DATA PROVIDED:
★ ★ ★ ★

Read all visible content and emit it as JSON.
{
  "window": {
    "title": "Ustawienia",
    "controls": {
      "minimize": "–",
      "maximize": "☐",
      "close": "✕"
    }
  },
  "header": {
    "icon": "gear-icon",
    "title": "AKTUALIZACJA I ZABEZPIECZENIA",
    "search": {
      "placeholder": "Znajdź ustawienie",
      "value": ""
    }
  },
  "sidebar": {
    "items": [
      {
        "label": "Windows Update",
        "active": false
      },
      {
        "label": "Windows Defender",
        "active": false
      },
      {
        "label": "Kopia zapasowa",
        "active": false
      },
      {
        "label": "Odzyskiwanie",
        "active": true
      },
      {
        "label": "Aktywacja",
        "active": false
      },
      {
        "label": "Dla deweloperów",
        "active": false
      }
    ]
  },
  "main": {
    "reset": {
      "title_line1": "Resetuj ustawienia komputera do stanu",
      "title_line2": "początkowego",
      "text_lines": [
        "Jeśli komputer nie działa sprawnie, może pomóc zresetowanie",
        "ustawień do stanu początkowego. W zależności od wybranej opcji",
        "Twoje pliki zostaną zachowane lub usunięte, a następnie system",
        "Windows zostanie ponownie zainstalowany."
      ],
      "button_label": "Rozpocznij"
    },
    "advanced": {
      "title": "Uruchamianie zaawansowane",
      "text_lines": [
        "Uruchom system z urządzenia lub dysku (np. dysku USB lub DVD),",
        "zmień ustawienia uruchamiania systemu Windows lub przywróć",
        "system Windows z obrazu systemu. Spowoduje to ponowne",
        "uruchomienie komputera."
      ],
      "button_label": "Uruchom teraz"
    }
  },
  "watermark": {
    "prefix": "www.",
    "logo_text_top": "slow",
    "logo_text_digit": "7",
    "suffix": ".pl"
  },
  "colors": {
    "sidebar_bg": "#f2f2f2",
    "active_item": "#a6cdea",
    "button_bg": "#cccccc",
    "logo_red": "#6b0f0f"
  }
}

★ ★ ★ ★

TASK DIRECTIONS: Please reproduce each line exactly as written.

RESULT OF THE TASK:
Read all visible content and emit it as JSON.
{
  "window": {
    "title": "Ustawienia",
    "controls": {
      "minimize": "–",
      "maximize": "☐",
      "close": "✕"
    }
  },
  "header": {
    "icon": "gear-icon",
    "title": "AKTUALIZACJA I ZABEZPIECZENIA",
    "search": {
      "placeholder": "Znajdź ustawienie",
      "value": ""
    }
  },
  "sidebar": {
    "items": [
      {
        "label": "Windows Update",
        "active": false
      },
      {
        "label": "Windows Defender",
        "active": false
      },
      {
        "label": "Kopia zapasowa",
        "active": false
      },
      {
        "label": "Odzyskiwanie",
        "active": true
      },
      {
        "label": "Aktywacja",
        "active": false
      },
      {
        "label": "Dla deweloperów",
        "active": false
      }
    ]
  },
  "main": {
    "reset": {
      "title_line1": "Resetuj ustawienia komputera do stanu",
      "title_line2": "początkowego",
      "text_lines": [
        "Jeśli komputer nie działa sprawnie, może pomóc zresetowanie",
        "ustawień do stanu początkowego. W zależności od wybranej opcji",
        "Twoje pliki zostaną zachowane lub usunięte, a następnie system",
        "Windows zostanie ponownie zainstalowany."
      ],
      "button_label": "Rozpocznij"
    },
    "advanced": {
      "title": "Uruchamianie zaawansowane",
      "text_lines": [
        "Uruchom system z urządzenia lub dysku (np. dysku USB lub DVD),",
        "zmień ustawienia uruchamiania systemu Windows lub przywróć",
        "system Windows z obrazu systemu. Spowoduje to ponowne",
        "uruchomienie komputera."
      ],
      "button_label": "Uruchom teraz"
    }
  },
  "watermark": {
    "prefix": "www.",
    "logo_text_top": "slow",
    "logo_text_digit": "7",
    "suffix": ".pl"
  },
  "colors": {
    "sidebar_bg": "#f2f2f2",
    "active_item": "#a6cdea",
    "button_bg": "#cccccc",
    "logo_red": "#6b0f0f"
  }
}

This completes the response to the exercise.